Excerpted data:
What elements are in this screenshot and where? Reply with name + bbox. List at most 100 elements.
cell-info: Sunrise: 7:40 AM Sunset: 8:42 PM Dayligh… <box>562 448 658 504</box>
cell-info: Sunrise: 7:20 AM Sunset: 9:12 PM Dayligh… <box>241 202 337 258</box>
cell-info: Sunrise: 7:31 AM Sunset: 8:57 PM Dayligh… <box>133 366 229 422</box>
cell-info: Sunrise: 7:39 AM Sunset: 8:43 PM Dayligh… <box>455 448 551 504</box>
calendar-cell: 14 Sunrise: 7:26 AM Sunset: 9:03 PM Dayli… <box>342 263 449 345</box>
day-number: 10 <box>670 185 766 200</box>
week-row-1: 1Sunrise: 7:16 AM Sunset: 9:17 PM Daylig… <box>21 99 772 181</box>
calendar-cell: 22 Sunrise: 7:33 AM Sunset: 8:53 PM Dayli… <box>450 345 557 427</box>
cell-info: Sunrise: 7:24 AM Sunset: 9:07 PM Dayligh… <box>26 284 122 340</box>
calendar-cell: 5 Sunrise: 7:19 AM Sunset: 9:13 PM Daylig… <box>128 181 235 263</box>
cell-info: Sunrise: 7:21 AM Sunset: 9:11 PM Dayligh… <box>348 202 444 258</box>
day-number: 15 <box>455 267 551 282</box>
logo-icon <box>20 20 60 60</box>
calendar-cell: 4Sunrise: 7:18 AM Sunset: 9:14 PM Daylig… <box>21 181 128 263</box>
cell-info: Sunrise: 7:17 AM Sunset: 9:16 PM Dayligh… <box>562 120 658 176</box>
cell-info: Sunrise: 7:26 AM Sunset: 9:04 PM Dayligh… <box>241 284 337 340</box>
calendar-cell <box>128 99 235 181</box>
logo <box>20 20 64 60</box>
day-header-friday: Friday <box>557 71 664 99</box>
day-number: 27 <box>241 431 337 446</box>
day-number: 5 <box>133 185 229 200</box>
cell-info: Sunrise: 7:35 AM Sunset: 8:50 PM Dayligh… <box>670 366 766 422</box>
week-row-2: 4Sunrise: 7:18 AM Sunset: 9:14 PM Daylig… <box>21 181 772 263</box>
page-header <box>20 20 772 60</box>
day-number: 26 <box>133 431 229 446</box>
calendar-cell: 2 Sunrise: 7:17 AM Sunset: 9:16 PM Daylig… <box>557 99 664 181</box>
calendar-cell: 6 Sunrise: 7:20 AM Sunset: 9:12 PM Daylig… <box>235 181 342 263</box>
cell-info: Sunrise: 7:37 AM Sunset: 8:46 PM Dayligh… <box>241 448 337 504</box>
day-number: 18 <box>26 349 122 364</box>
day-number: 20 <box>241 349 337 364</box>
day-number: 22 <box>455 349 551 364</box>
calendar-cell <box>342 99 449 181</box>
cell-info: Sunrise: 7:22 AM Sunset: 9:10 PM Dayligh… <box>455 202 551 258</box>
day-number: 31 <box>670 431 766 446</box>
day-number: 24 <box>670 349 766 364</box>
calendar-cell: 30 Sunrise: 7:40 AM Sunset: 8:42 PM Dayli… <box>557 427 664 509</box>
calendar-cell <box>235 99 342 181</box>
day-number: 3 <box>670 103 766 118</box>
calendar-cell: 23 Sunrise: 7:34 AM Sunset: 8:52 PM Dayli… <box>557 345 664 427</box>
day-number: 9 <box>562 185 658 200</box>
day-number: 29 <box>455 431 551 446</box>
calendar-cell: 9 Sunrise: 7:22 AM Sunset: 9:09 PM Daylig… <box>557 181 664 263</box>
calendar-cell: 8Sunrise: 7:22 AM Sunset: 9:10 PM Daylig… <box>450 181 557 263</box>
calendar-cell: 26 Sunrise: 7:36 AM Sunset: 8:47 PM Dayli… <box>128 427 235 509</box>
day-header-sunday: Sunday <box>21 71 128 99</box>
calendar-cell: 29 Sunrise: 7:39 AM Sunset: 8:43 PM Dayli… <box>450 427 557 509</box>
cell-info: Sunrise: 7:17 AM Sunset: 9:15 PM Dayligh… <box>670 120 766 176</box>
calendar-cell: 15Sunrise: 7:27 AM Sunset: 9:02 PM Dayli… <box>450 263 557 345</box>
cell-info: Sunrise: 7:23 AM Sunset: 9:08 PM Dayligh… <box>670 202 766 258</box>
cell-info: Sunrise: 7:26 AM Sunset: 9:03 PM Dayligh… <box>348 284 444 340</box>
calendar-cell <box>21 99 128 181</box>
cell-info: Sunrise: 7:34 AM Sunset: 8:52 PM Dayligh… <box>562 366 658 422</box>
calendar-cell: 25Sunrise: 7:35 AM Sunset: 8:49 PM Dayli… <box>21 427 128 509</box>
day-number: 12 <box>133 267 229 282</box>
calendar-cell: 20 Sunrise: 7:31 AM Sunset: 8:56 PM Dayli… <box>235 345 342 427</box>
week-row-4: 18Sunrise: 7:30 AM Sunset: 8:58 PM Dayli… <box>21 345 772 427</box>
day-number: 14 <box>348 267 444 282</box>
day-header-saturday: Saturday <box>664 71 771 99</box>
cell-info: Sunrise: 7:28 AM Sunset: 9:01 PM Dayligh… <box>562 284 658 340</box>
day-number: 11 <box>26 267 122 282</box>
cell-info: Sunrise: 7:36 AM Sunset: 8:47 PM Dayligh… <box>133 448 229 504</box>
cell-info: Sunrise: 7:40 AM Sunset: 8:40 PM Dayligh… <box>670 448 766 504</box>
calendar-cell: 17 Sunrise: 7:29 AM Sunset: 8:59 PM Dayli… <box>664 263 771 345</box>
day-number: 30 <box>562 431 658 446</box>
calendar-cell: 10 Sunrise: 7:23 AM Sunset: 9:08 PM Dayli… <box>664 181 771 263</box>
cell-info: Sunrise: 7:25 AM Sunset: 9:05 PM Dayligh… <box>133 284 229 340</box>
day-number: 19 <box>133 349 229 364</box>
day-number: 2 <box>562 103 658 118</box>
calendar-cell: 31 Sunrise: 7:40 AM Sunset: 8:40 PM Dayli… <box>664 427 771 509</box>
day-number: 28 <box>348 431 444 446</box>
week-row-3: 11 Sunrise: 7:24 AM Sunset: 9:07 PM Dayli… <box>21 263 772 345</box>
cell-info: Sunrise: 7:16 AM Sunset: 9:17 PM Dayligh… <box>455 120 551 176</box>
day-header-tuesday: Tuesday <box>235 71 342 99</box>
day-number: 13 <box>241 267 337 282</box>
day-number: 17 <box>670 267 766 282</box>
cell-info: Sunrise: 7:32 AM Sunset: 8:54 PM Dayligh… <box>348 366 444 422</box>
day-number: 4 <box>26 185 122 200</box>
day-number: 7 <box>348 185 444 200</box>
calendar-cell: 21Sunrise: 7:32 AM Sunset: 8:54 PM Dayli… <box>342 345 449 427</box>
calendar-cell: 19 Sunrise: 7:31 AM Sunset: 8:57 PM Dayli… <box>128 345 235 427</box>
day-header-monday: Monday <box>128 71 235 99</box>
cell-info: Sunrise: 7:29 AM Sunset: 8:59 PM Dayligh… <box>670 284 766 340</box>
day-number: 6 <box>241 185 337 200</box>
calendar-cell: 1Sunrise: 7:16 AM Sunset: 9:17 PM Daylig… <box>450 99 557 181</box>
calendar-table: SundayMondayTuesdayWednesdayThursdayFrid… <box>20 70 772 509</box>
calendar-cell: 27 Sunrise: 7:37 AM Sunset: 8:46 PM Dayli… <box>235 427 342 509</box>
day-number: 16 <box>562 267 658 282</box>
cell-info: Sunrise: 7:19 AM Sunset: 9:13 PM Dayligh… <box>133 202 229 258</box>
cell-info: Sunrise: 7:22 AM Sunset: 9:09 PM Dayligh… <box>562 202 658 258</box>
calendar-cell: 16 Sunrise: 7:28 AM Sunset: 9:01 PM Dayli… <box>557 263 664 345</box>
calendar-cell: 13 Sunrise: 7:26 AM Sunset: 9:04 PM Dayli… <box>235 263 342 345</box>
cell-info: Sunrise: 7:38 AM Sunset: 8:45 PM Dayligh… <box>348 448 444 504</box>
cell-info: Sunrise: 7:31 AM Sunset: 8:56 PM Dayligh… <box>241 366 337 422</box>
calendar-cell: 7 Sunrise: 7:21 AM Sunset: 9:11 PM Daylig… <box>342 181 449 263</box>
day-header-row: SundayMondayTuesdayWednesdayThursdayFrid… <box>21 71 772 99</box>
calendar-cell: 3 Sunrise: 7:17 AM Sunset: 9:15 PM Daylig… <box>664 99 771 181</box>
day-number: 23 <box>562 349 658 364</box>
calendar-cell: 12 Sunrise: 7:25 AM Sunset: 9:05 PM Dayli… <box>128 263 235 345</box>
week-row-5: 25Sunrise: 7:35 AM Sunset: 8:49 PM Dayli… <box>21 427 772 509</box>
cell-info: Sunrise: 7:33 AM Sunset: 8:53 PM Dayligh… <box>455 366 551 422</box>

What is being asked: Copy the listing word for word, starting at its first line and ending with the line that contains "day-number: 15 <box>455 267 551 282</box>", including both of those lines.

Exercise output:
What elements are in this screenshot and where? Reply with name + bbox. List at most 100 elements.
cell-info: Sunrise: 7:40 AM Sunset: 8:42 PM Dayligh… <box>562 448 658 504</box>
cell-info: Sunrise: 7:20 AM Sunset: 9:12 PM Dayligh… <box>241 202 337 258</box>
cell-info: Sunrise: 7:31 AM Sunset: 8:57 PM Dayligh… <box>133 366 229 422</box>
cell-info: Sunrise: 7:39 AM Sunset: 8:43 PM Dayligh… <box>455 448 551 504</box>
calendar-cell: 14 Sunrise: 7:26 AM Sunset: 9:03 PM Dayli… <box>342 263 449 345</box>
day-number: 10 <box>670 185 766 200</box>
week-row-1: 1Sunrise: 7:16 AM Sunset: 9:17 PM Daylig… <box>21 99 772 181</box>
calendar-cell: 22 Sunrise: 7:33 AM Sunset: 8:53 PM Dayli… <box>450 345 557 427</box>
cell-info: Sunrise: 7:24 AM Sunset: 9:07 PM Dayligh… <box>26 284 122 340</box>
calendar-cell: 5 Sunrise: 7:19 AM Sunset: 9:13 PM Daylig… <box>128 181 235 263</box>
cell-info: Sunrise: 7:21 AM Sunset: 9:11 PM Dayligh… <box>348 202 444 258</box>
day-number: 15 <box>455 267 551 282</box>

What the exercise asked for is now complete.